What this task involves: Gather from the material every line that contains the string "name".

Task data:
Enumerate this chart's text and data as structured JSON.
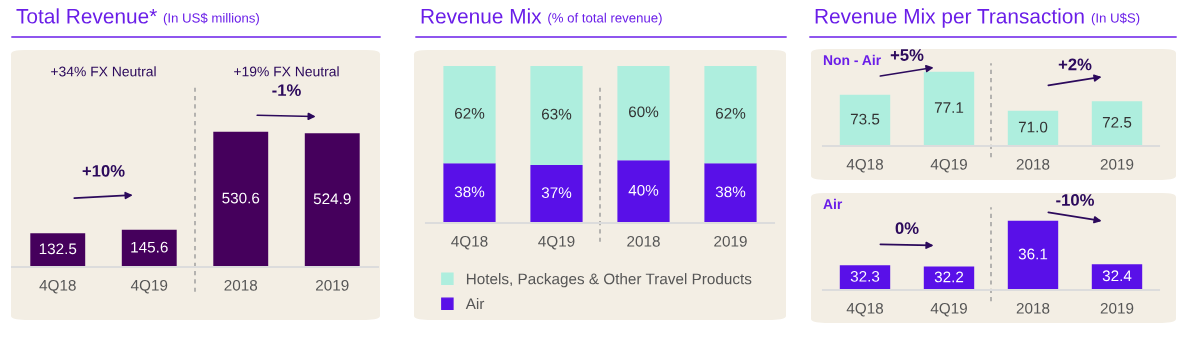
{
  "chart_data": [
    {
      "type": "bar",
      "title": "Total Revenue*",
      "subtitle": "(In US$ millions)",
      "categories": [
        "4Q18",
        "4Q19",
        "2018",
        "2019"
      ],
      "values": [
        132.5,
        145.6,
        530.6,
        524.9
      ],
      "color": "#45005c",
      "data_labels": true,
      "grid": false,
      "legend": false,
      "annotations": [
        "+34% FX Neutral",
        "+19% FX Neutral",
        "+10%",
        "-1%"
      ]
    },
    {
      "type": "bar",
      "title": "Revenue Mix",
      "subtitle": "(% of total revenue)",
      "categories": [
        "4Q18",
        "4Q19",
        "2018",
        "2019"
      ],
      "stacked": true,
      "grid": false,
      "legend": "bottom",
      "series": [
        {
          "name": "Air",
          "color": "#5910e8",
          "values": [
            38,
            37,
            40,
            38
          ],
          "value_labels": [
            "38%",
            "37%",
            "40%",
            "38%"
          ]
        },
        {
          "name": "Hotels, Packages & Other Travel Products",
          "color": "#aeeede",
          "values": [
            62,
            63,
            60,
            62
          ],
          "value_labels": [
            "62%",
            "63%",
            "60%",
            "62%"
          ]
        }
      ]
    },
    {
      "type": "bar",
      "title": "Revenue Mix per Transaction",
      "subtitle": "(In U$S)",
      "categories": [
        "4Q18",
        "4Q19",
        "2018",
        "2019"
      ],
      "values": [
        73.5,
        77.1,
        71.0,
        72.5
      ],
      "value_labels": [
        "73.5",
        "77.1",
        "71.0",
        "72.5"
      ],
      "color": "#aeeede",
      "ylim": [
        65.5,
        80.2
      ],
      "grid": false,
      "legend": false,
      "annotations": [
        "Non - Air",
        "+5%",
        "+2%"
      ]
    },
    {
      "type": "bar",
      "categories": [
        "4Q18",
        "4Q19",
        "2018",
        "2019"
      ],
      "values": [
        32.3,
        32.2,
        36.1,
        32.4
      ],
      "color": "#5910e8",
      "ylim": [
        30.2,
        38.2
      ],
      "data_labels": true,
      "grid": false,
      "legend": false,
      "annotations": [
        "Air",
        "0%",
        "-10%"
      ]
    }
  ]
}
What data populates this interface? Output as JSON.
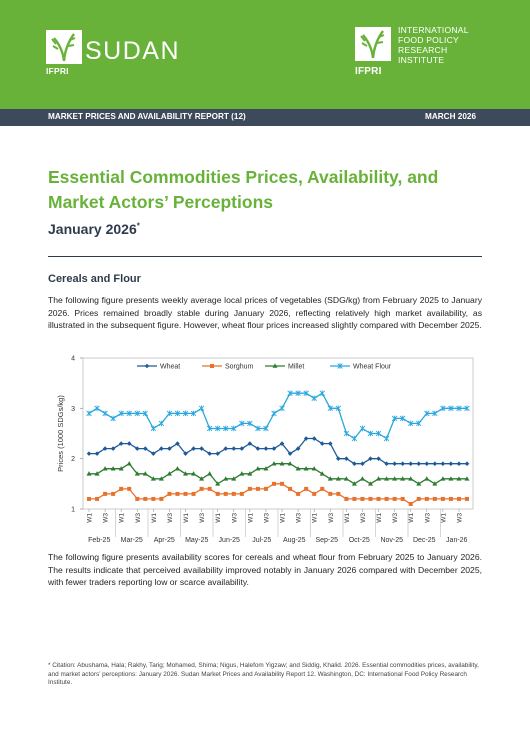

Correct result:
          "name": "Air",
          "name": "Hotels, Packages & Other Travel Products",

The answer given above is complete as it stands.